• Brief:
Quote all entries in full, exactly.

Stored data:
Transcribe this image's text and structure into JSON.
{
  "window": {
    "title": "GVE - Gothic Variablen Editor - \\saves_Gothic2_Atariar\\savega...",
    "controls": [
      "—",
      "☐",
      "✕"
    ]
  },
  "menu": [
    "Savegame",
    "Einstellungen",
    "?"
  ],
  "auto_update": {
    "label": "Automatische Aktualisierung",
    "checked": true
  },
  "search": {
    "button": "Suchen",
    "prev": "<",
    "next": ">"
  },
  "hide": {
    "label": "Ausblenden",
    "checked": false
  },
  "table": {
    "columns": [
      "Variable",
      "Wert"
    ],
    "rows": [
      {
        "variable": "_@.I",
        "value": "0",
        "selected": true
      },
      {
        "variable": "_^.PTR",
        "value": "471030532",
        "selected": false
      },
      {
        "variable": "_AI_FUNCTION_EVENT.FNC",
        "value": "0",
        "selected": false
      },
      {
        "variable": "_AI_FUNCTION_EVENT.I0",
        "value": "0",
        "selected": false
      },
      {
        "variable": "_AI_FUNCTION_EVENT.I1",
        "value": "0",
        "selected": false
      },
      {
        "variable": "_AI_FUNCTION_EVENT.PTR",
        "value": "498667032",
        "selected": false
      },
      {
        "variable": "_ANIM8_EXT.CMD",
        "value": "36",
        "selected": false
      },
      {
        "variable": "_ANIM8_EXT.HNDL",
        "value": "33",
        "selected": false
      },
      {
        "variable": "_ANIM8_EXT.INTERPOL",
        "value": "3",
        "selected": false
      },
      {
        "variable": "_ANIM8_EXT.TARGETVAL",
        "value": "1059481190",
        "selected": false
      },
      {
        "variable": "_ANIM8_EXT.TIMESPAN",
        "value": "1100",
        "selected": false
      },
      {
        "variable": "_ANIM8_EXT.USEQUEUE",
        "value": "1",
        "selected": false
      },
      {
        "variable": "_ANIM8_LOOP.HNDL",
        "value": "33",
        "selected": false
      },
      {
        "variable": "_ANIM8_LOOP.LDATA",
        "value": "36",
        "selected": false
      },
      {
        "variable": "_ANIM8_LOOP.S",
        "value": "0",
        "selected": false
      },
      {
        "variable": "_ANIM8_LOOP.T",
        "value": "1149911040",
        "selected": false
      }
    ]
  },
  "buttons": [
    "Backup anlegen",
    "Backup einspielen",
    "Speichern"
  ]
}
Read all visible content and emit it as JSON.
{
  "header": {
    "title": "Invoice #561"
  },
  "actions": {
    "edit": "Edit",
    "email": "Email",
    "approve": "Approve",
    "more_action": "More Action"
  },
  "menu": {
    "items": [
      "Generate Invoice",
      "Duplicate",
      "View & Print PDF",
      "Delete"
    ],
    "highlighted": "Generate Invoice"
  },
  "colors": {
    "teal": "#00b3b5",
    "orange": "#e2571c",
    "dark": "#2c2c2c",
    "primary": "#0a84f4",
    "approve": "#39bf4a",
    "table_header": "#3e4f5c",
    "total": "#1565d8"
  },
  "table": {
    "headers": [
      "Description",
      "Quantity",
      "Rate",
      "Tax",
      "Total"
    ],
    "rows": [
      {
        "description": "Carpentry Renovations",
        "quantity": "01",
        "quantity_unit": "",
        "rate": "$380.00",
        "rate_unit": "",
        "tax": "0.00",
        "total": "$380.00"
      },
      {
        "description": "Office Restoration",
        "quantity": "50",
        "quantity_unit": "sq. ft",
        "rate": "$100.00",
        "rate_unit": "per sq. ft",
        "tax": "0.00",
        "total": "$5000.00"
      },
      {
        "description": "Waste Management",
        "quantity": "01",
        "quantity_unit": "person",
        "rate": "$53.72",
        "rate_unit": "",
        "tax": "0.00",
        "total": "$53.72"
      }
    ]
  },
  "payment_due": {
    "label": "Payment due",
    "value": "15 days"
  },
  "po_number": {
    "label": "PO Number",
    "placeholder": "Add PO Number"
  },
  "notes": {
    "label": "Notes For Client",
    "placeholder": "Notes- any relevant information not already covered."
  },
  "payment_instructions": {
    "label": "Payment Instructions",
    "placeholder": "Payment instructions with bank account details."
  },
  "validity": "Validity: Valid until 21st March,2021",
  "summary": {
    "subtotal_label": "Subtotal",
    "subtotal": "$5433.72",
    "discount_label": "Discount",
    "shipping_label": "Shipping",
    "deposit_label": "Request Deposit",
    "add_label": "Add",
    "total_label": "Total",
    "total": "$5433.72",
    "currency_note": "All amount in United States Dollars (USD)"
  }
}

• Result of this task:
Transcribe this image's text and structure into JSON.
{
  "window": {
    "title": "GVE - Gothic Variablen Editor - \\saves_Gothic2_Atariar\\savega...",
    "controls": [
      "—",
      "☐",
      "✕"
    ]
  },
  "menu": [
    "Savegame",
    "Einstellungen",
    "?"
  ],
  "auto_update": {
    "label": "Automatische Aktualisierung",
    "checked": true
  },
  "search": {
    "button": "Suchen",
    "prev": "<",
    "next": ">"
  },
  "hide": {
    "label": "Ausblenden",
    "checked": false
  },
  "table": {
    "columns": [
      "Variable",
      "Wert"
    ],
    "rows": [
      {
        "variable": "_@.I",
        "value": "0",
        "selected": true
      },
      {
        "variable": "_^.PTR",
        "value": "471030532",
        "selected": false
      },
      {
        "variable": "_AI_FUNCTION_EVENT.FNC",
        "value": "0",
        "selected": false
      },
      {
        "variable": "_AI_FUNCTION_EVENT.I0",
        "value": "0",
        "selected": false
      },
      {
        "variable": "_AI_FUNCTION_EVENT.I1",
        "value": "0",
        "selected": false
      },
      {
        "variable": "_AI_FUNCTION_EVENT.PTR",
        "value": "498667032",
        "selected": false
      },
      {
        "variable": "_ANIM8_EXT.CMD",
        "value": "36",
        "selected": false
      },
      {
        "variable": "_ANIM8_EXT.HNDL",
        "value": "33",
        "selected": false
      },
      {
        "variable": "_ANIM8_EXT.INTERPOL",
        "value": "3",
        "selected": false
      },
      {
        "variable": "_ANIM8_EXT.TARGETVAL",
        "value": "1059481190",
        "selected": false
      },
      {
        "variable": "_ANIM8_EXT.TIMESPAN",
        "value": "1100",
        "selected": false
      },
      {
        "variable": "_ANIM8_EXT.USEQUEUE",
        "value": "1",
        "selected": false
      },
      {
        "variable": "_ANIM8_LOOP.HNDL",
        "value": "33",
        "selected": false
      },
      {
        "variable": "_ANIM8_LOOP.LDATA",
        "value": "36",
        "selected": false
      },
      {
        "variable": "_ANIM8_LOOP.S",
        "value": "0",
        "selected": false
      },
      {
        "variable": "_ANIM8_LOOP.T",
        "value": "1149911040",
        "selected": false
      }
    ]
  },
  "buttons": [
    "Backup anlegen",
    "Backup einspielen",
    "Speichern"
  ]
}
Read all visible content and emit it as JSON.
{
  "header": {
    "title": "Invoice #561"
  },
  "actions": {
    "edit": "Edit",
    "email": "Email",
    "approve": "Approve",
    "more_action": "More Action"
  },
  "menu": {
    "items": [
      "Generate Invoice",
      "Duplicate",
      "View & Print PDF",
      "Delete"
    ],
    "highlighted": "Generate Invoice"
  },
  "colors": {
    "teal": "#00b3b5",
    "orange": "#e2571c",
    "dark": "#2c2c2c",
    "primary": "#0a84f4",
    "approve": "#39bf4a",
    "table_header": "#3e4f5c",
    "total": "#1565d8"
  },
  "table": {
    "headers": [
      "Description",
      "Quantity",
      "Rate",
      "Tax",
      "Total"
    ],
    "rows": [
      {
        "description": "Carpentry Renovations",
        "quantity": "01",
        "quantity_unit": "",
        "rate": "$380.00",
        "rate_unit": "",
        "tax": "0.00",
        "total": "$380.00"
      },
      {
        "description": "Office Restoration",
        "quantity": "50",
        "quantity_unit": "sq. ft",
        "rate": "$100.00",
        "rate_unit": "per sq. ft",
        "tax": "0.00",
        "total": "$5000.00"
      },
      {
        "description": "Waste Management",
        "quantity": "01",
        "quantity_unit": "person",
        "rate": "$53.72",
        "rate_unit": "",
        "tax": "0.00",
        "total": "$53.72"
      }
    ]
  },
  "payment_due": {
    "label": "Payment due",
    "value": "15 days"
  },
  "po_number": {
    "label": "PO Number",
    "placeholder": "Add PO Number"
  },
  "notes": {
    "label": "Notes For Client",
    "placeholder": "Notes- any relevant information not already covered."
  },
  "payment_instructions": {
    "label": "Payment Instructions",
    "placeholder": "Payment instructions with bank account details."
  },
  "validity": "Validity: Valid until 21st March,2021",
  "summary": {
    "subtotal_label": "Subtotal",
    "subtotal": "$5433.72",
    "discount_label": "Discount",
    "shipping_label": "Shipping",
    "deposit_label": "Request Deposit",
    "add_label": "Add",
    "total_label": "Total",
    "total": "$5433.72",
    "currency_note": "All amount in United States Dollars (USD)"
  }
}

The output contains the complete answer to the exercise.